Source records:
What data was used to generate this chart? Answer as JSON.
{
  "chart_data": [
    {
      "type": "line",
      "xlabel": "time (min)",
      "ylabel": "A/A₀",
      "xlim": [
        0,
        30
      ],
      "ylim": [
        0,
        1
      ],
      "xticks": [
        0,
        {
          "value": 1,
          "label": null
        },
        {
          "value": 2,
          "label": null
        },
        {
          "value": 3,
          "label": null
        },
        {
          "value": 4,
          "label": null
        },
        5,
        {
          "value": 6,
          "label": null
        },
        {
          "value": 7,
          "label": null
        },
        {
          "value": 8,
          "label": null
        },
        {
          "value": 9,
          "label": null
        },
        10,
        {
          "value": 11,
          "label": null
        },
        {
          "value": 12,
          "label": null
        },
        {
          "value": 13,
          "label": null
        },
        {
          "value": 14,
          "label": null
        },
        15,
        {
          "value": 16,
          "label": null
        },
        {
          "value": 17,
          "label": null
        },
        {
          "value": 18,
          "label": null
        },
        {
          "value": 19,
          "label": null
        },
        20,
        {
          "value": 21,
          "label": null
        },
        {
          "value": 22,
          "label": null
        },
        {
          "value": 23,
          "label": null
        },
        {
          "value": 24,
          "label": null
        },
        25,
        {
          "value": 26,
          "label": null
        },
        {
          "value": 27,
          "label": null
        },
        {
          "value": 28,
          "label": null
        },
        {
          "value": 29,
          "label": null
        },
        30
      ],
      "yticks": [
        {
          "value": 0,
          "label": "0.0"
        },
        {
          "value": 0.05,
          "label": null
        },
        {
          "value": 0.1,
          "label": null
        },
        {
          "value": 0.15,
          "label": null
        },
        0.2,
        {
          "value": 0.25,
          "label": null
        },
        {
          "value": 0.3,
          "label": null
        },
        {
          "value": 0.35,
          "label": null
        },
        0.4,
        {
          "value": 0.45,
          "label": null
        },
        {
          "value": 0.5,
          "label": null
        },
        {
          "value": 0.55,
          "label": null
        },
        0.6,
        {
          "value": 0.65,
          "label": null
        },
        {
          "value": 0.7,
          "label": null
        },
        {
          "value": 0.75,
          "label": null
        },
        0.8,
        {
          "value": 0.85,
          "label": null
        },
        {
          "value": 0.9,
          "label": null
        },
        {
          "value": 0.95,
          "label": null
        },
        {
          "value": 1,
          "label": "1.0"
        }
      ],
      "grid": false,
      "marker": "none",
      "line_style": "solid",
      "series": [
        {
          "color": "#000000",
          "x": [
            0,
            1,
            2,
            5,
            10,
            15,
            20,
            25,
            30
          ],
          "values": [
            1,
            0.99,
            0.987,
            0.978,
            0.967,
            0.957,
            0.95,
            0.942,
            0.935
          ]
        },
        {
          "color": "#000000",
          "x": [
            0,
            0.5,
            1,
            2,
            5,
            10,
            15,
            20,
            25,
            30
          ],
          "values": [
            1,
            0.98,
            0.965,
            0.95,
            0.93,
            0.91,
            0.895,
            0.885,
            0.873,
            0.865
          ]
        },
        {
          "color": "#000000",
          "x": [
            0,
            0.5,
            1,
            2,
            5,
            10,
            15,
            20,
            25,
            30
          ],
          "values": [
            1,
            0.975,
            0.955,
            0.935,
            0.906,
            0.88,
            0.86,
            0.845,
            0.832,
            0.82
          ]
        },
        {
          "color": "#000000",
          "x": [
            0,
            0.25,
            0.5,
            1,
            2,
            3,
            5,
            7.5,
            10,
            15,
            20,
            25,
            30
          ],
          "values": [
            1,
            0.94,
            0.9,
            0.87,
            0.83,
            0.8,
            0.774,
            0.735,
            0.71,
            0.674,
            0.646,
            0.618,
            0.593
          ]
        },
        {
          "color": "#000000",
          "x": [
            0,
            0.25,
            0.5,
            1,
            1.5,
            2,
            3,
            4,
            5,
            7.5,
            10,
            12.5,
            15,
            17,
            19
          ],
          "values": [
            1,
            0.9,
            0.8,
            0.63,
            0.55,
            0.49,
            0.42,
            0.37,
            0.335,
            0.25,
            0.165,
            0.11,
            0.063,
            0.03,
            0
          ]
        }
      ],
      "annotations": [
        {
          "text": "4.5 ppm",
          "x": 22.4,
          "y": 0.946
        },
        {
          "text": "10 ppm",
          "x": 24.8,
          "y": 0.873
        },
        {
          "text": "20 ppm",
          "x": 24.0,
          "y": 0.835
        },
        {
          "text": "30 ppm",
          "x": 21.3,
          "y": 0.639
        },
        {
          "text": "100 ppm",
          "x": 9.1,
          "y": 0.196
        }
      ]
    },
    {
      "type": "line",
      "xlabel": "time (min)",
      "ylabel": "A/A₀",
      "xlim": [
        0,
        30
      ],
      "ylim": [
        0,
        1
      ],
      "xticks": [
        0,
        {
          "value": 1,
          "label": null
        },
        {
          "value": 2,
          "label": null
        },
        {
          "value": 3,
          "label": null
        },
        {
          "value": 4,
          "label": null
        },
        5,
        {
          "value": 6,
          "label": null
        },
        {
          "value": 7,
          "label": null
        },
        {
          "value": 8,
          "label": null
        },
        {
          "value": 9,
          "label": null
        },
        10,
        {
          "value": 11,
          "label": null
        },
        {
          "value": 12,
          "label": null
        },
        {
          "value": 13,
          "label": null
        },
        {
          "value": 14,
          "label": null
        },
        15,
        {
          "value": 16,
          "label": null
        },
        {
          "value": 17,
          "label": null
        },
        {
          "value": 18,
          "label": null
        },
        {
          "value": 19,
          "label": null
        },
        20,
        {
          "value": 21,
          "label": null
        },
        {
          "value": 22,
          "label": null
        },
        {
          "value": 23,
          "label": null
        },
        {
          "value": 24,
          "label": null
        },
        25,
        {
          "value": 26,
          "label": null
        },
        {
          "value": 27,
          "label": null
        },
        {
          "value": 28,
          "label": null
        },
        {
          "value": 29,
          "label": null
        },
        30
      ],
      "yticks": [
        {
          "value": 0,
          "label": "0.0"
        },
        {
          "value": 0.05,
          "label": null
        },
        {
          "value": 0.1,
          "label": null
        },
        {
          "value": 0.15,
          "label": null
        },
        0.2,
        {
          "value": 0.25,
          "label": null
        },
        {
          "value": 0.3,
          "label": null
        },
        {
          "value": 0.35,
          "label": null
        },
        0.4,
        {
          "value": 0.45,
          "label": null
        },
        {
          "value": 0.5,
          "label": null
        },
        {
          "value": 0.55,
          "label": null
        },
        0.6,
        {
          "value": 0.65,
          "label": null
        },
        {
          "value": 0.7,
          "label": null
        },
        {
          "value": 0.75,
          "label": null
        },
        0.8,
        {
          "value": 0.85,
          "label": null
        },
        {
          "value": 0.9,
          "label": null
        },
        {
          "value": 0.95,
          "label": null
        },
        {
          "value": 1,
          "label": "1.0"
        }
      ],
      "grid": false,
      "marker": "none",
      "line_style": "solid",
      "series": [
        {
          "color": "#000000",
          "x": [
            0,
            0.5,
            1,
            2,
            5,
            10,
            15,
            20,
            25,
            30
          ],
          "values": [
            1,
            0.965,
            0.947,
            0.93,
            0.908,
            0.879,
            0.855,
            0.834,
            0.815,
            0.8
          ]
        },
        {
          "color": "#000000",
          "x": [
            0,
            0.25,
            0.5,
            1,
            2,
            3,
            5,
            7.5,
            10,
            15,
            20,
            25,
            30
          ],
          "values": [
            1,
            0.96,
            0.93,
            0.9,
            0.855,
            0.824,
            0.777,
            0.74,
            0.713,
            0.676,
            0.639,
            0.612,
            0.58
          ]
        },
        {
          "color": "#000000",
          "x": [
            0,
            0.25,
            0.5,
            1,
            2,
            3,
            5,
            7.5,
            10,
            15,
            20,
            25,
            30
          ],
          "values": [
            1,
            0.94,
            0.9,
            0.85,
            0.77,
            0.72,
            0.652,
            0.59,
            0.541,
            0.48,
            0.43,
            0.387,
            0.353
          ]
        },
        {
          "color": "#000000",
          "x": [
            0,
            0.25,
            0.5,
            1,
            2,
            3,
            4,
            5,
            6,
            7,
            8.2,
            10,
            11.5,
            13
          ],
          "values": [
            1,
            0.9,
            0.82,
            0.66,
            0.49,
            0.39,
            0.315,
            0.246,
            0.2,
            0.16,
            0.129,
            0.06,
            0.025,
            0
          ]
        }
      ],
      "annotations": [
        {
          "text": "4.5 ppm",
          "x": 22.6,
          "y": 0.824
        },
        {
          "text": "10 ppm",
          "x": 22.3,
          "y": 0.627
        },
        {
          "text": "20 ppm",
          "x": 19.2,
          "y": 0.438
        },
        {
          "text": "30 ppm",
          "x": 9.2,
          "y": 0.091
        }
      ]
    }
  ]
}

--

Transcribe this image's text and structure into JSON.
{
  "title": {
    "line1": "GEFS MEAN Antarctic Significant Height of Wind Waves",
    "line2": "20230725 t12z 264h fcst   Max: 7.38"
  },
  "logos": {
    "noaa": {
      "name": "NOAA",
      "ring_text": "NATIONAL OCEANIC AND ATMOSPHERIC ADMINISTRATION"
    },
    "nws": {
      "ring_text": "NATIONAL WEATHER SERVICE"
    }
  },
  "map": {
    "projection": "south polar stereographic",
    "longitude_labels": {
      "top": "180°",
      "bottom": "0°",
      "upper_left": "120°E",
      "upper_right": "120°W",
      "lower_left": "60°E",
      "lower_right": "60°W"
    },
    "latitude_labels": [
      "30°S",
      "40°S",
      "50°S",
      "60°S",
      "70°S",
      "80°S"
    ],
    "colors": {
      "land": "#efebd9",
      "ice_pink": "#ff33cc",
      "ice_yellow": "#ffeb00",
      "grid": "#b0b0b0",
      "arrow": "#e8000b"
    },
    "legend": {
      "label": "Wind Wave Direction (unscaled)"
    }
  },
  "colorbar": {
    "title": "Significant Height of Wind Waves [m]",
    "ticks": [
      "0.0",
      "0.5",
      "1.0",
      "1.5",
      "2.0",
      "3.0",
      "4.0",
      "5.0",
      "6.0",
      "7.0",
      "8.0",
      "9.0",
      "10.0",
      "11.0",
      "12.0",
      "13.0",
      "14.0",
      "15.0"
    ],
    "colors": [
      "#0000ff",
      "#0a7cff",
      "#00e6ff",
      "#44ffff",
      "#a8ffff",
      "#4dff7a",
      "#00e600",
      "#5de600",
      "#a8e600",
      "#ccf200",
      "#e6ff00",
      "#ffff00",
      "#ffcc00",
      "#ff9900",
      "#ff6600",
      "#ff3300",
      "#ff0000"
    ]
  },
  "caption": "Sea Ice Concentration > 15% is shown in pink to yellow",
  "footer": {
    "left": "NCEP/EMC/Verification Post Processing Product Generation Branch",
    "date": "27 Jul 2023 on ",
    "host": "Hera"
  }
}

==

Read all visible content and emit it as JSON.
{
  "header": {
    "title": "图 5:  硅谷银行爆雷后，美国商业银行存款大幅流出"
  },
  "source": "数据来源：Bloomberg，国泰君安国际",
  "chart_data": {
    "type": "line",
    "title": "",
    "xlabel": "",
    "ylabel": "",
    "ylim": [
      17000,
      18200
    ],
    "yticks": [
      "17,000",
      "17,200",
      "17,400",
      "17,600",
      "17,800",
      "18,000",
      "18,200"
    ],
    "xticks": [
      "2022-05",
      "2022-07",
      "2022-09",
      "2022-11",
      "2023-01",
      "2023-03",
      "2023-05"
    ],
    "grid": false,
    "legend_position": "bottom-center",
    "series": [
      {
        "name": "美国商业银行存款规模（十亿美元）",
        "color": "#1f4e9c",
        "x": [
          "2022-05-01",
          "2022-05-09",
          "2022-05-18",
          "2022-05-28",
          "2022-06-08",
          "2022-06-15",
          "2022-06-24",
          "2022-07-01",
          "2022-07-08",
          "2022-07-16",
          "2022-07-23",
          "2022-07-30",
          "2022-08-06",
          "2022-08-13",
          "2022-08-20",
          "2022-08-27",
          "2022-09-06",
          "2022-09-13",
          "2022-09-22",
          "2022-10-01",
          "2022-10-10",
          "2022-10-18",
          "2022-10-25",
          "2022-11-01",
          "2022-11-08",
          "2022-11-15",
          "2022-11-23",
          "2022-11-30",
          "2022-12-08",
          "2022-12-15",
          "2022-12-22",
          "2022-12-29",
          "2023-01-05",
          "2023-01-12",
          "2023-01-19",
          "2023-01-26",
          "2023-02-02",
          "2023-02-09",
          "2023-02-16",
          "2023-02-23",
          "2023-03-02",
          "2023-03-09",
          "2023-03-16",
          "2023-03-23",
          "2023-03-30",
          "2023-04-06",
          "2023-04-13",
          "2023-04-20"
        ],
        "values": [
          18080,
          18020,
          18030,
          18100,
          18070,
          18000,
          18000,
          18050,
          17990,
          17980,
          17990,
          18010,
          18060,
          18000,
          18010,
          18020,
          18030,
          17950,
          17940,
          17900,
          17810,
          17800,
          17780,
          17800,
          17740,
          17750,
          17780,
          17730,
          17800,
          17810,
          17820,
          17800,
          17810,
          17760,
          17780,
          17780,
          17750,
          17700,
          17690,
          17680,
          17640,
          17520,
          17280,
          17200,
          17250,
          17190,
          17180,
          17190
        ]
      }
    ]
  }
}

PROMPT: Extract every line above containing the word "Height".

SOLUTION TO THE PROBLEM:
    "line1": "GEFS MEAN Antarctic Significant Height of Wind Waves",
    "title": "Significant Height of Wind Waves [m]",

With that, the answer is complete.